Goal =
Return every record below exactly as written, omitting any pictures.

▼▼▼

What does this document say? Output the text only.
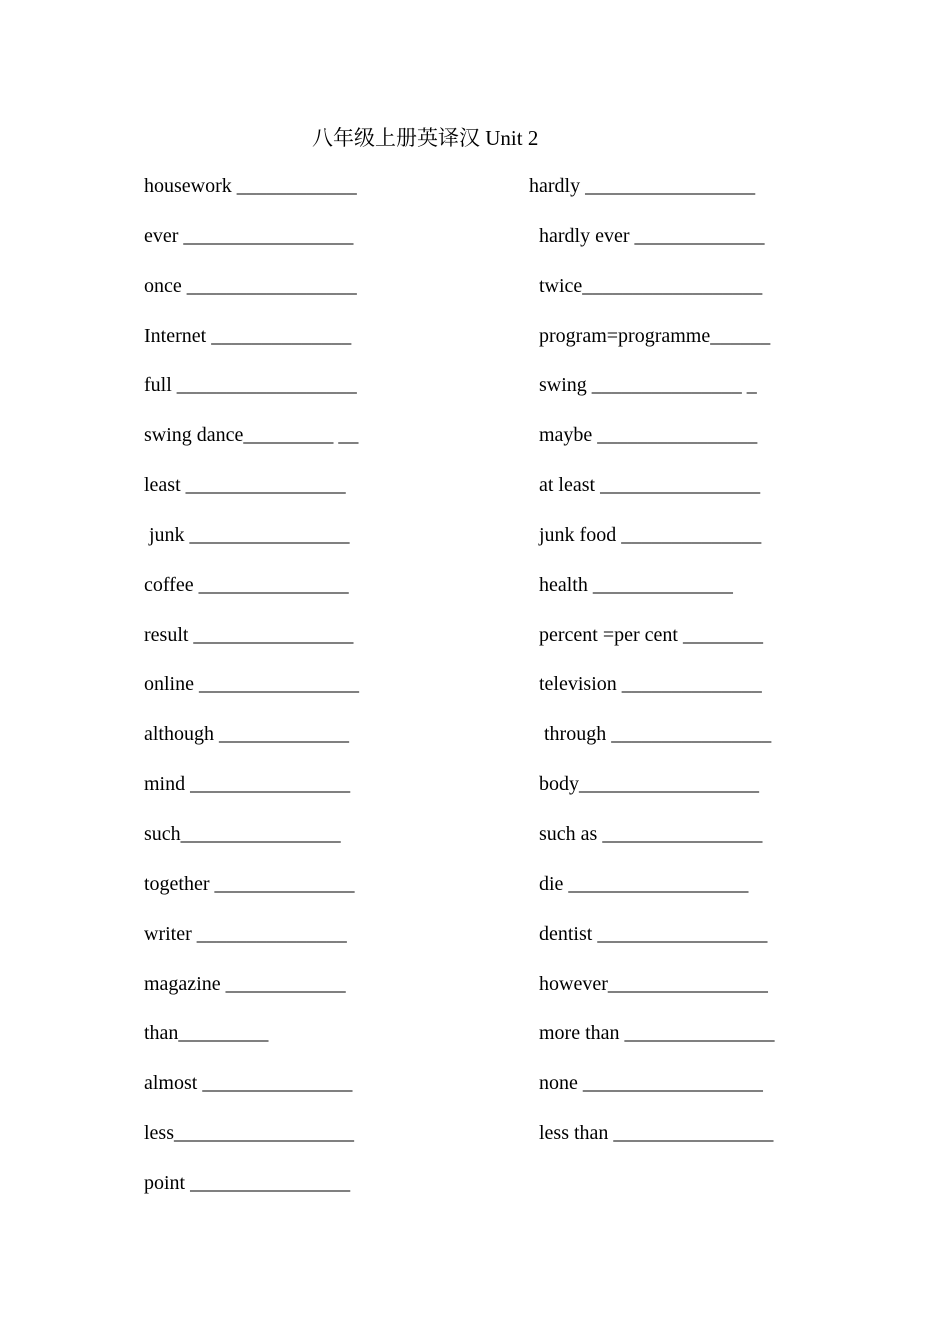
八年级上册英译汉 Unit 2
housework ____________
ever _________________
once _________________
Internet ______________
full __________________
swing dance_________ __
least ________________
junk ________________
coffee _______________
result ________________
online ________________
although _____________
mind ________________
such________________
together ______________
writer _______________
magazine ____________
than_________
almost _______________
less__________________
point ________________
hardly _________________
hardly ever _____________
twice__________________
program=programme______
swing _______________ _
maybe ________________
at least ________________
junk food ______________
health ______________
percent =per cent ________
television ______________
through ________________
body__________________
such as ________________
die __________________
dentist _________________
however________________
more than _______________
none __________________
less than ________________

▲▲▲

Result of the task =
What does this document say? Output the text only.
八年级上册英译汉 Unit 2
housework ____________
ever _________________
once _________________
Internet ______________
full __________________
swing dance_________ __
least ________________
junk ________________
coffee _______________
result ________________
online ________________
although _____________
mind ________________
such________________
together ______________
writer _______________
magazine ____________
than_________
almost _______________
less__________________
point ________________
hardly _________________
hardly ever _____________
twice__________________
program=programme______
swing _______________ _
maybe ________________
at least ________________
junk food ______________
health ______________
percent =per cent ________
television ______________
through ________________
body__________________
such as ________________
die __________________
dentist _________________
however________________
more than _______________
none __________________
less than ________________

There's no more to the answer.